◆ Фрагмент документа:
::::::::::

Теперь давайте обратимся к фигуре Сталина. Исследователи как-то не склонны преувеличивать революционность этого деятеля. Напротив, многие наблюдатели, как левые, так и правые, считают, что Сталин был могильщиком пролетарской революции. И очень мало тех, кто ставит его на одну сторону с творцами Октября.
Меня давно занимает такой парадокс: проводя параллели с Великой французской революцией, Сталина часто именуют термидорианцем, а его политику – термидором. Особенно любил говорить о сталинском термидоре Троцкий. Однако именно группировка термидорианцев положила конец массовому революционному террору 1793–1794 годов, который грозил сожрать и самих революционеров. И если Сталин – термидорианец, то какой же он тогда организатор террора?
Как ни относиться к Сталину, очевидно, что он осуществил ряд мер, направленных против нигилизма, порожденного революцией. Восстановил в правах национальный патриотизм. Способствовал тому, чтобы искусство, особенно архитектурное, приняло бы классические формы. Наряду со своим культом установил культ русской литературы. Взял курс на укрепление семейного уклада. «Реабилитировал» многих исторических деятелей старой России. Прекратил преследование церкви.
И в то же самое время именно он развернул массовый террор? Получается, что преодоление нигилизма ведет именно к массовому террору, широкомасштабным репрессиям? Непонятно… А если предположить, что развязывание террора произошло против воли Сталина?
Но, может, допустить обратное? Что, если Сталин и в самом деле был верным продолжателем дела Ленина и Троцкого, как нас уверяют некоторые? Давайте рассмотрим это предположение повнимательнее.
Глава 1
Профессиональный контрреволюционер
В борьбе с мировой революцией
Начать я предлагаю со сталинской внешней политики. В ней отчетливее всего проявился его консерватизм, который, впрочем, не следует путать с ретроградством. На международной арене он выразился в категорическом нежелании «бороться за коммунизм во всемирном масштабе». Само коммунистическое движение рассматривалось Сталиным сугубо прагматически – как орудие геополитического влияния России. Во внешней политике сталинское неприятие революционного нигилизма и радикализма заметно более, чем где бы то ни было.

::::::::::

◆ Исходные данные:
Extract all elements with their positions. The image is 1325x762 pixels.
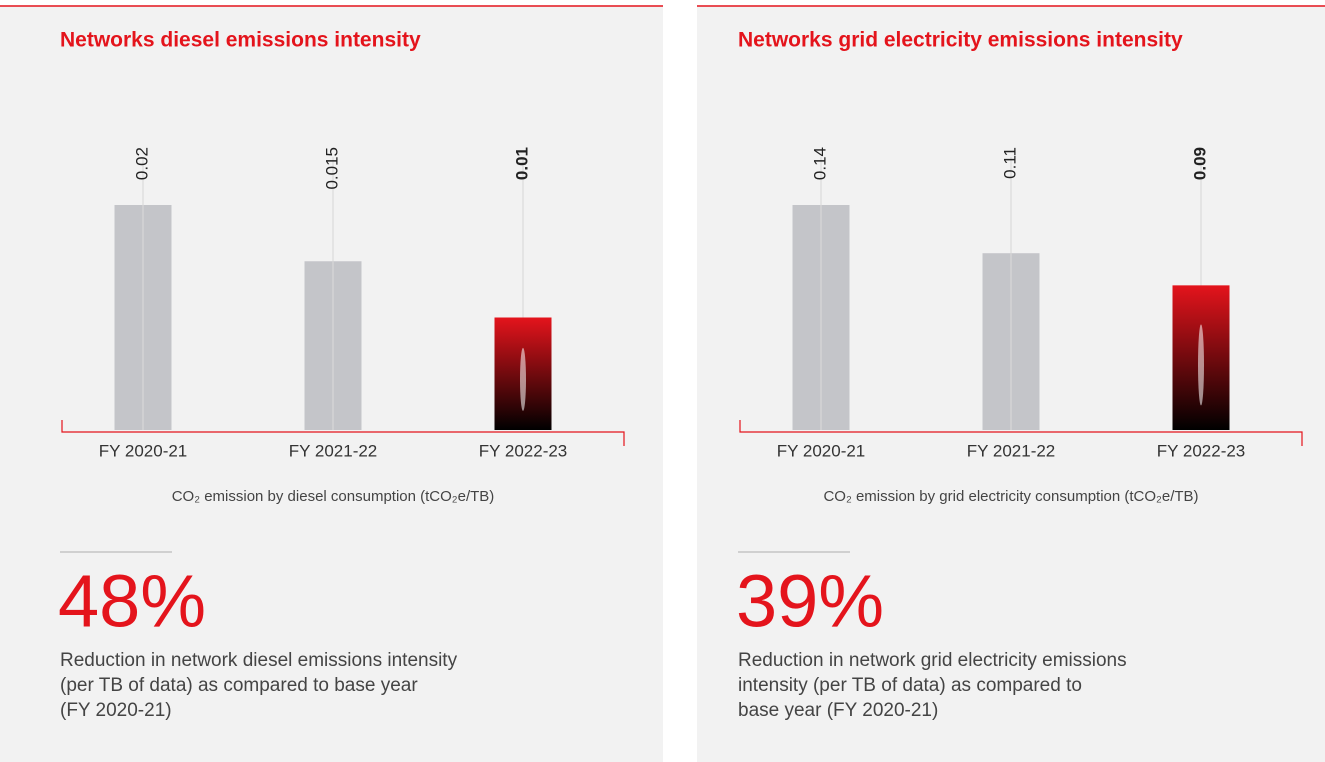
stat: 48% [58, 560, 206, 643]
value-label: 0.09 [1190, 147, 1209, 180]
stat: 39% [736, 560, 884, 643]
bar-glow [520, 347, 526, 411]
bar-glow [1198, 324, 1204, 406]
x-tick-label: FY 2021-22 [967, 441, 1056, 460]
value-label: 0.11 [1000, 147, 1019, 179]
x-tick-label: FY 2022-23 [479, 441, 568, 460]
x-tick-label: FY 2021-22 [289, 441, 378, 460]
stat-caption: base year (FY 2020-21) [738, 700, 938, 721]
stat-caption: intensity (per TB of data) as compared t… [738, 675, 1082, 696]
x-tick-label: FY 2022-23 [1157, 441, 1246, 460]
chart-title: Networks grid electricity emissions inte… [738, 29, 1183, 52]
value-label: 0.01 [512, 147, 531, 180]
x-axis [61, 420, 625, 446]
stat-caption: Reduction in network grid electricity em… [738, 650, 1127, 671]
value-label: 0.015 [322, 147, 341, 190]
stat-caption: (FY 2020-21) [60, 700, 172, 721]
x-tick-label: FY 2020-21 [777, 441, 866, 460]
x-axis-label: CO₂ emission by grid electricity consump… [823, 488, 1198, 505]
chart-title: Networks diesel emissions intensity [60, 29, 421, 52]
x-axis-label: CO₂ emission by diesel consumption (tCO₂… [172, 488, 495, 505]
value-label: 0.02 [132, 147, 151, 180]
stat-caption: Reduction in network diesel emissions in… [60, 650, 458, 671]
stat-caption: (per TB of data) as compared to base yea… [60, 675, 418, 696]
x-axis [739, 420, 1303, 446]
x-tick-label: FY 2020-21 [99, 441, 188, 460]
value-label: 0.14 [810, 147, 829, 180]
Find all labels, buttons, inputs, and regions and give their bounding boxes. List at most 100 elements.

::::::::::

◆ Задания к упражнению:
1. Кто, согласно фрагменту о Сталине, особенно любил говорить о сталинском термидоре?
2. Пожалуйста, продолжите фрагмент о Сталине сразу после его последнего предложения.
Перечень здесь не понадобится.

◆ Ответы:
1. Троцкий.

2.
Еще в 1918 году Сталин публично выражал свое скептическое отношение к пресловутой мировой революции. Во время обсуждения вопроса о мирном соглашении с немцами он заявил: «…Принимая лозунг революционной войны, мы играем на руку империализму… Революционного движения на Западе нет, нет фактов, а есть только потенция, а с потенцией мы не можем считаться».
Свой скепсис Иосиф Виссарионович сохранил и во время похода на Польшу (1920 год). Тогда вся партия жила ожиданием революционного вторжения в Германию. Один лишь Сталин был против. И он же, один-единственный во всем Политбюро, не верил в возможность пролетарской революции в Германии, которую советские вожди хотели осуществить в 1923 году. В письме к Зиновьеву он замечал: «Если сейчас в Германии власть, так сказать, упадет, а коммунисты подхватят, они провалятся с треском. Это «в лучшем» случае. А в худшем случае – их разобьют вдребезги и отбросят назад… По-моему, немцев надо удерживать, а не поощрять». И не случайно, что именно Сталин возглавил в 20-е годы разгром левой оппозиции, которая зациклилась на мировой революции.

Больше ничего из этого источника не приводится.